- [Your objective]:
Your task is to output all the records below, word for word.

- [The input]:
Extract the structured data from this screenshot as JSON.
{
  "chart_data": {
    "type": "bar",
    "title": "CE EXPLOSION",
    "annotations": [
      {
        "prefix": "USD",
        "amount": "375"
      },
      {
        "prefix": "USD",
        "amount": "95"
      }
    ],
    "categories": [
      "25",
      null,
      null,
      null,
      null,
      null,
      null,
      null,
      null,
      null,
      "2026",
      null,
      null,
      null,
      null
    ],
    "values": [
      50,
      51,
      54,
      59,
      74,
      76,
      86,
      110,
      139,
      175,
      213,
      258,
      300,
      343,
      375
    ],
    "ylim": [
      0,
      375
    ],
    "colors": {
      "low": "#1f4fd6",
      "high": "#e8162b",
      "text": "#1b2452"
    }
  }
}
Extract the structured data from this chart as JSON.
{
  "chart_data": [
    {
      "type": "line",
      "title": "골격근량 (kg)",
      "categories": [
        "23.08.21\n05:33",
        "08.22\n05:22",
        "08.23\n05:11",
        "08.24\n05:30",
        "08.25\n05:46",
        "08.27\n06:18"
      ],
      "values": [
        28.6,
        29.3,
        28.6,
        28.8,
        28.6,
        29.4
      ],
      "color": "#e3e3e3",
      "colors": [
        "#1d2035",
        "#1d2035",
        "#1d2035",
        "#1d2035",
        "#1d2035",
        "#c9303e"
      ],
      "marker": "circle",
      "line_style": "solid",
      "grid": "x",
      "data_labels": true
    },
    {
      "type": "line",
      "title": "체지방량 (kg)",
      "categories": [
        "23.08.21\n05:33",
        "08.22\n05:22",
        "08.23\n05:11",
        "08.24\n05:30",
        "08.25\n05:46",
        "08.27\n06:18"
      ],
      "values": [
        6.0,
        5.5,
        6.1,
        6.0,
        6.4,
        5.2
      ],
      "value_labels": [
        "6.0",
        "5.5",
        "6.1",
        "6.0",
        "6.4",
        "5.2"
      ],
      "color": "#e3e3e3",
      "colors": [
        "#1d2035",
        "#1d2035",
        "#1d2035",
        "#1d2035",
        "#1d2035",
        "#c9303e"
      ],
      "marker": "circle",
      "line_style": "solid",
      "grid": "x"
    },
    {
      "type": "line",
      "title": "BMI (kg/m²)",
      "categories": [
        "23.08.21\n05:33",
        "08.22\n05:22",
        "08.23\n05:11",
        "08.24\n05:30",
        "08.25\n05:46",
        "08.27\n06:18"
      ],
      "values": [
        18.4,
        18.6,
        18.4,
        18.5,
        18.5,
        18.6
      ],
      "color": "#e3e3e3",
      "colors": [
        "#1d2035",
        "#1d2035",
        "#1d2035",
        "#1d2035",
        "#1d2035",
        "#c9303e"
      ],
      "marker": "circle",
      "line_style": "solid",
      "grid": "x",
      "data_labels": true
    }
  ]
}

- [Response below]:
Extract the structured data from this screenshot as JSON.
{
  "chart_data": {
    "type": "bar",
    "title": "CE EXPLOSION",
    "annotations": [
      {
        "prefix": "USD",
        "amount": "375"
      },
      {
        "prefix": "USD",
        "amount": "95"
      }
    ],
    "categories": [
      "25",
      null,
      null,
      null,
      null,
      null,
      null,
      null,
      null,
      null,
      "2026",
      null,
      null,
      null,
      null
    ],
    "values": [
      50,
      51,
      54,
      59,
      74,
      76,
      86,
      110,
      139,
      175,
      213,
      258,
      300,
      343,
      375
    ],
    "ylim": [
      0,
      375
    ],
    "colors": {
      "low": "#1f4fd6",
      "high": "#e8162b",
      "text": "#1b2452"
    }
  }
}
Extract the structured data from this chart as JSON.
{
  "chart_data": [
    {
      "type": "line",
      "title": "골격근량 (kg)",
      "categories": [
        "23.08.21\n05:33",
        "08.22\n05:22",
        "08.23\n05:11",
        "08.24\n05:30",
        "08.25\n05:46",
        "08.27\n06:18"
      ],
      "values": [
        28.6,
        29.3,
        28.6,
        28.8,
        28.6,
        29.4
      ],
      "color": "#e3e3e3",
      "colors": [
        "#1d2035",
        "#1d2035",
        "#1d2035",
        "#1d2035",
        "#1d2035",
        "#c9303e"
      ],
      "marker": "circle",
      "line_style": "solid",
      "grid": "x",
      "data_labels": true
    },
    {
      "type": "line",
      "title": "체지방량 (kg)",
      "categories": [
        "23.08.21\n05:33",
        "08.22\n05:22",
        "08.23\n05:11",
        "08.24\n05:30",
        "08.25\n05:46",
        "08.27\n06:18"
      ],
      "values": [
        6.0,
        5.5,
        6.1,
        6.0,
        6.4,
        5.2
      ],
      "value_labels": [
        "6.0",
        "5.5",
        "6.1",
        "6.0",
        "6.4",
        "5.2"
      ],
      "color": "#e3e3e3",
      "colors": [
        "#1d2035",
        "#1d2035",
        "#1d2035",
        "#1d2035",
        "#1d2035",
        "#c9303e"
      ],
      "marker": "circle",
      "line_style": "solid",
      "grid": "x"
    },
    {
      "type": "line",
      "title": "BMI (kg/m²)",
      "categories": [
        "23.08.21\n05:33",
        "08.22\n05:22",
        "08.23\n05:11",
        "08.24\n05:30",
        "08.25\n05:46",
        "08.27\n06:18"
      ],
      "values": [
        18.4,
        18.6,
        18.4,
        18.5,
        18.5,
        18.6
      ],
      "color": "#e3e3e3",
      "colors": [
        "#1d2035",
        "#1d2035",
        "#1d2035",
        "#1d2035",
        "#1d2035",
        "#c9303e"
      ],
      "marker": "circle",
      "line_style": "solid",
      "grid": "x",
      "data_labels": true
    }
  ]
}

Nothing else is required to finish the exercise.